--- Start of Raw data ---
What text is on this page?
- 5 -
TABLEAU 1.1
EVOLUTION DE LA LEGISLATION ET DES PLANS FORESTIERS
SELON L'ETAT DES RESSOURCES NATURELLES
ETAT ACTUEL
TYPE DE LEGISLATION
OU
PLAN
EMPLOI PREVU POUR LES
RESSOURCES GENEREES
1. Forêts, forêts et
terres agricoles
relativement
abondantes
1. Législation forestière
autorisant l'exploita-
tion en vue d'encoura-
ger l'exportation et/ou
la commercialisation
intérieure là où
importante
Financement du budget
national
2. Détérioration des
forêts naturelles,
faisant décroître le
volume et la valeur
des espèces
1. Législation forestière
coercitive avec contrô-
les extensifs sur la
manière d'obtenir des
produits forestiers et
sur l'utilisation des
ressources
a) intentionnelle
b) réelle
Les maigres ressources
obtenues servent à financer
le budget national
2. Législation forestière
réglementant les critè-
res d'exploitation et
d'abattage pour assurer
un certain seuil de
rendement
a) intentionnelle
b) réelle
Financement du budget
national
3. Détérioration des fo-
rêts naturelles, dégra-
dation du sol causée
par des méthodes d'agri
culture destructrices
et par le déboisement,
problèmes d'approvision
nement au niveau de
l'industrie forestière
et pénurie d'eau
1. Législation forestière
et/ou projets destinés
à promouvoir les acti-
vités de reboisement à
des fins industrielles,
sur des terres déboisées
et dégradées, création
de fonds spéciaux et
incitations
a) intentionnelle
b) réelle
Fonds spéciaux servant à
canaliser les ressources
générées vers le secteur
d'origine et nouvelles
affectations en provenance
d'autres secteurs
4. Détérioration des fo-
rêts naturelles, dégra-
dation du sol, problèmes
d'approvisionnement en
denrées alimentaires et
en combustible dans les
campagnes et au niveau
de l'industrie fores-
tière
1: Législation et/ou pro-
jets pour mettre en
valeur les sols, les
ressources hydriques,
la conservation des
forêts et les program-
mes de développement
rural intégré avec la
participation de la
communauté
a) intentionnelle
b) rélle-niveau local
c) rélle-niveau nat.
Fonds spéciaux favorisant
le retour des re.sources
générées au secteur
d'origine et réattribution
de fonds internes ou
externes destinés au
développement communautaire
--- End of Raw data ---
Task brief: Retype the listing above in full, with no alterations.

Problem solution:
What text is on this page?
- 5 -
TABLEAU 1.1
EVOLUTION DE LA LEGISLATION ET DES PLANS FORESTIERS
SELON L'ETAT DES RESSOURCES NATURELLES
ETAT ACTUEL
TYPE DE LEGISLATION
OU
PLAN
EMPLOI PREVU POUR LES
RESSOURCES GENEREES
1. Forêts, forêts et
terres agricoles
relativement
abondantes
1. Législation forestière
autorisant l'exploita-
tion en vue d'encoura-
ger l'exportation et/ou
la commercialisation
intérieure là où
importante
Financement du budget
national
2. Détérioration des
forêts naturelles,
faisant décroître le
volume et la valeur
des espèces
1. Législation forestière
coercitive avec contrô-
les extensifs sur la
manière d'obtenir des
produits forestiers et
sur l'utilisation des
ressources
a) intentionnelle
b) réelle
Les maigres ressources
obtenues servent à financer
le budget national
2. Législation forestière
réglementant les critè-
res d'exploitation et
d'abattage pour assurer
un certain seuil de
rendement
a) intentionnelle
b) réelle
Financement du budget
national
3. Détérioration des fo-
rêts naturelles, dégra-
dation du sol causée
par des méthodes d'agri
culture destructrices
et par le déboisement,
problèmes d'approvision
nement au niveau de
l'industrie forestière
et pénurie d'eau
1. Législation forestière
et/ou projets destinés
à promouvoir les acti-
vités de reboisement à
des fins industrielles,
sur des terres déboisées
et dégradées, création
de fonds spéciaux et
incitations
a) intentionnelle
b) réelle
Fonds spéciaux servant à
canaliser les ressources
générées vers le secteur
d'origine et nouvelles
affectations en provenance
d'autres secteurs
4. Détérioration des fo-
rêts naturelles, dégra-
dation du sol, problèmes
d'approvisionnement en
denrées alimentaires et
en combustible dans les
campagnes et au niveau
de l'industrie fores-
tière
1: Législation et/ou pro-
jets pour mettre en
valeur les sols, les
ressources hydriques,
la conservation des
forêts et les program-
mes de développement
rural intégré avec la
participation de la
communauté
a) intentionnelle
b) rélle-niveau local
c) rélle-niveau nat.
Fonds spéciaux favorisant
le retour des re.sources
générées au secteur
d'origine et réattribution
de fonds internes ou
externes destinés au
développement communautaire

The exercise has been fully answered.